(Data excerpts)
________________

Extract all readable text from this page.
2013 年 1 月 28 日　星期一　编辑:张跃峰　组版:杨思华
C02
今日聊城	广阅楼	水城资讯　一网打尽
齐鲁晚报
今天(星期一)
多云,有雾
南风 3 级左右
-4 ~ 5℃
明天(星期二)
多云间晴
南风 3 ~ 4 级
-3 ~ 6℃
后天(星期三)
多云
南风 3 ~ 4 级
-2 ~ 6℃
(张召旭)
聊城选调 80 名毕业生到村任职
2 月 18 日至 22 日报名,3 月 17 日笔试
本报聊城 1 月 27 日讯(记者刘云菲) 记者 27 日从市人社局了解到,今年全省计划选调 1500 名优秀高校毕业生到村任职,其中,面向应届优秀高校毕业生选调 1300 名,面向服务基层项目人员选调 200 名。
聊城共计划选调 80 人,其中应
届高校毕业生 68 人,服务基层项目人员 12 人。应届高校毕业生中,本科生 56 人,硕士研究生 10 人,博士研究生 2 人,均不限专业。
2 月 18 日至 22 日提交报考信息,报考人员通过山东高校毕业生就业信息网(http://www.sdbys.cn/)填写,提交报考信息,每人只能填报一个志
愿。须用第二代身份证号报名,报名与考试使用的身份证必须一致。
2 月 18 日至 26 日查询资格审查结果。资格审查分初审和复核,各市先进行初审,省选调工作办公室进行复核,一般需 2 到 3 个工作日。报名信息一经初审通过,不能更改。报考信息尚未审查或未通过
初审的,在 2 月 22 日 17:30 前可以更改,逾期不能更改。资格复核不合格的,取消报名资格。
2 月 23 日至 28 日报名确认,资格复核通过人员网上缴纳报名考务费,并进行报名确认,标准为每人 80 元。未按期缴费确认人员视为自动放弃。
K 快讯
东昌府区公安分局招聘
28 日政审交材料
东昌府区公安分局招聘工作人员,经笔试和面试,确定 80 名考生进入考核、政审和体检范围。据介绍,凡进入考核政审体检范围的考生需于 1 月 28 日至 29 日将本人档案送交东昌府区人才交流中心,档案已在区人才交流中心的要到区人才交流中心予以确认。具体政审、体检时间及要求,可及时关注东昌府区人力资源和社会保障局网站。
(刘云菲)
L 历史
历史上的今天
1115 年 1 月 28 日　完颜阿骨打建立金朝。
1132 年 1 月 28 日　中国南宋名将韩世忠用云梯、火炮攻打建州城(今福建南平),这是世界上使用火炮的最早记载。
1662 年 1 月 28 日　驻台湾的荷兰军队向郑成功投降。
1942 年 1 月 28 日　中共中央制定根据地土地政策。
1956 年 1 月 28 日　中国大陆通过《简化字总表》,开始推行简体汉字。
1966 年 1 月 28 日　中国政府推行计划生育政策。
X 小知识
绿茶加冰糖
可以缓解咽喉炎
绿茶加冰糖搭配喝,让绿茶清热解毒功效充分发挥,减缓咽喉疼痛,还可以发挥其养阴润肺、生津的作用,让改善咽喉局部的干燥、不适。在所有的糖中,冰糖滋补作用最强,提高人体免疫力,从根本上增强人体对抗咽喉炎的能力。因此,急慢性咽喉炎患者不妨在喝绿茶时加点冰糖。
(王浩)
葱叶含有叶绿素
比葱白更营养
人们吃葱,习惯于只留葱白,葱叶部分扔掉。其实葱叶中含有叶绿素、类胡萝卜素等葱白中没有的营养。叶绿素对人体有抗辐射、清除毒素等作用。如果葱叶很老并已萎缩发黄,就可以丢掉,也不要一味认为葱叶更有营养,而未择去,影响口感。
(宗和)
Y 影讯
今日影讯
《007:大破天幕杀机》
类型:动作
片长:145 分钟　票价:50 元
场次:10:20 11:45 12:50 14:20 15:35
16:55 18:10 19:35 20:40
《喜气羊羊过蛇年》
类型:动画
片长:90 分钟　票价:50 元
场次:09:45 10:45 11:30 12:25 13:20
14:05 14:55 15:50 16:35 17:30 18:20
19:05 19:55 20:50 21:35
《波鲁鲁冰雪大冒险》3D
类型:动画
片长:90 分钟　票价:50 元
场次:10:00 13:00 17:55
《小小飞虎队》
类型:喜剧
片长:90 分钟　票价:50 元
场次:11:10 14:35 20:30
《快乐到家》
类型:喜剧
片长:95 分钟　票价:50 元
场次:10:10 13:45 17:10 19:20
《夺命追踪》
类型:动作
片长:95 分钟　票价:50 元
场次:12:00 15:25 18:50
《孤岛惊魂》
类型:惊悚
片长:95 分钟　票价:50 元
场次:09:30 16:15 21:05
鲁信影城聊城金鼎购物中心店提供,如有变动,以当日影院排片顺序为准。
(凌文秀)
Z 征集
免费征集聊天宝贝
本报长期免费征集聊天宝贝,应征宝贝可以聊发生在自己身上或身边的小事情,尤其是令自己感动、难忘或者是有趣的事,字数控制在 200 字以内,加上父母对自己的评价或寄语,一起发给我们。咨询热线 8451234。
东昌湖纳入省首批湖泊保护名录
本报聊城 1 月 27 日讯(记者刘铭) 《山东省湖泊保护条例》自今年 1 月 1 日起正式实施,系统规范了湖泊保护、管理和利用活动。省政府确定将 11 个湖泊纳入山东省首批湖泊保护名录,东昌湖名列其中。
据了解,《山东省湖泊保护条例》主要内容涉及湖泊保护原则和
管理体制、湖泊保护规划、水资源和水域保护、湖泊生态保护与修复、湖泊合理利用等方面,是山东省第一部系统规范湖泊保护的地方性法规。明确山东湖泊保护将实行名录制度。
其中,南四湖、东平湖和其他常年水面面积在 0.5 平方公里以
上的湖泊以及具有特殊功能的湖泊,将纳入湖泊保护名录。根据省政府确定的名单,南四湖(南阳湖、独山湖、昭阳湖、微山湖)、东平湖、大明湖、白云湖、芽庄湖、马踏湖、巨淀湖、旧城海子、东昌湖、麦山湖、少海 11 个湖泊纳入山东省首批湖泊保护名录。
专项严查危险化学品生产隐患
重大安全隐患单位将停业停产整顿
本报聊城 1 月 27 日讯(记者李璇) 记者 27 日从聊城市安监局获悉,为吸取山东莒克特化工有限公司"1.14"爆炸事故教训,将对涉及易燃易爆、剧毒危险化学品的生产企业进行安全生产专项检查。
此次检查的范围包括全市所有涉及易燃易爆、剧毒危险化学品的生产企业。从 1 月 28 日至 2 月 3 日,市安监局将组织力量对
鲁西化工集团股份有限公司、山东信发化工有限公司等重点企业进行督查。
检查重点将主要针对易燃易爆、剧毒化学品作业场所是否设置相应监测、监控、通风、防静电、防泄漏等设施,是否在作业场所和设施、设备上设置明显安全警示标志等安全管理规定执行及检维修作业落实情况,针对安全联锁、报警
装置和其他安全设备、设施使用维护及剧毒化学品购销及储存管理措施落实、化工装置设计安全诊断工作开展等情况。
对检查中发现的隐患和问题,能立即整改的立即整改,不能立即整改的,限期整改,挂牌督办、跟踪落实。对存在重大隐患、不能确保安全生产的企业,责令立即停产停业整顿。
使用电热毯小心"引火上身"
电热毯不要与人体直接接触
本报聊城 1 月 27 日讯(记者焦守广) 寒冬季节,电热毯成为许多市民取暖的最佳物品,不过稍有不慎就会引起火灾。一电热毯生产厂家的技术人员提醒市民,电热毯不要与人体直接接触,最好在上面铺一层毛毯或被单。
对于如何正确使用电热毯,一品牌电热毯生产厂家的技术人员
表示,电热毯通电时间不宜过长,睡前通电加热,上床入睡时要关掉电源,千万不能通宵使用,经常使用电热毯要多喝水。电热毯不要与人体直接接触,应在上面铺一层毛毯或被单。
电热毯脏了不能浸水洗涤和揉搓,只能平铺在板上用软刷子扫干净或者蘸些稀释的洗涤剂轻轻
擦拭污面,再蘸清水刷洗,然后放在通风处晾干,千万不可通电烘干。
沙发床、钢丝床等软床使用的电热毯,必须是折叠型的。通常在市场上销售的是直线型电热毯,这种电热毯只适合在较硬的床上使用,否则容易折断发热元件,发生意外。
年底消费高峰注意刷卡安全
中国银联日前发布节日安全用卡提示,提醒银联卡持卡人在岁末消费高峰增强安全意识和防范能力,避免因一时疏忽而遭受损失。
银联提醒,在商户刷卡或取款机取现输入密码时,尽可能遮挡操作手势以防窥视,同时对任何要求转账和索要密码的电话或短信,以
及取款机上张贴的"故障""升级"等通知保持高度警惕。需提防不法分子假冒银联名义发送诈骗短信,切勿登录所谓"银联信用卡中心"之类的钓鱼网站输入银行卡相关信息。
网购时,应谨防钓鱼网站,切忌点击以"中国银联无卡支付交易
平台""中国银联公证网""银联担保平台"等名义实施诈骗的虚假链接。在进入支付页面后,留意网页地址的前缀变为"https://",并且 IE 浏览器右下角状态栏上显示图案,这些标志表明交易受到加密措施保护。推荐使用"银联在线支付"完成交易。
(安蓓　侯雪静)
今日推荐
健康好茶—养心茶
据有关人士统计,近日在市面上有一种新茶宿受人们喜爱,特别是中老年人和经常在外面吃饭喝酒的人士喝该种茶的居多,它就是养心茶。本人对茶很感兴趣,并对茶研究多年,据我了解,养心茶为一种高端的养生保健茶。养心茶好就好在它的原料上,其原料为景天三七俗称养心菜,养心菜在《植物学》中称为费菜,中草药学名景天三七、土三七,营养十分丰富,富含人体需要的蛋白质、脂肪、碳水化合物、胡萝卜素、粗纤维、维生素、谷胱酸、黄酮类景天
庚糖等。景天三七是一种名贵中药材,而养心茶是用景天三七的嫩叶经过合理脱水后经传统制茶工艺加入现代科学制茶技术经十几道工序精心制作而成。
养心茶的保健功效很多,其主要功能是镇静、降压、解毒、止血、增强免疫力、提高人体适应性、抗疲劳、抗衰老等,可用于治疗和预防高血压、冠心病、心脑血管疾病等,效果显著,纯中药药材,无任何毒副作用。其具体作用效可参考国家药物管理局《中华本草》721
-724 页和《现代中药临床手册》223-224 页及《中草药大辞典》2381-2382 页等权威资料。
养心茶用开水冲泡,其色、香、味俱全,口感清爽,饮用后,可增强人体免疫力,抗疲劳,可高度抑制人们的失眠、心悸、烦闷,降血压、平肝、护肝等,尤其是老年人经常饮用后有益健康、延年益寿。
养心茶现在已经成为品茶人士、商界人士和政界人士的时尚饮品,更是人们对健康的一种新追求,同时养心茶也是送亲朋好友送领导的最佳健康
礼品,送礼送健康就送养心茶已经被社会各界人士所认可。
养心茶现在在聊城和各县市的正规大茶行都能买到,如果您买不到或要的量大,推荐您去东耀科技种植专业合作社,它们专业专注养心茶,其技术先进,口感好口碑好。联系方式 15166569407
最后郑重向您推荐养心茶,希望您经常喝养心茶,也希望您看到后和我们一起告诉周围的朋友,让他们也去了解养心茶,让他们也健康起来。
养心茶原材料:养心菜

________________

_DIRECTIONS FOR THIS TASK:_ Give the number of lines in the records that contain the string "本报聊城", with no other output.

_EXERCISE ANSWER:_ 4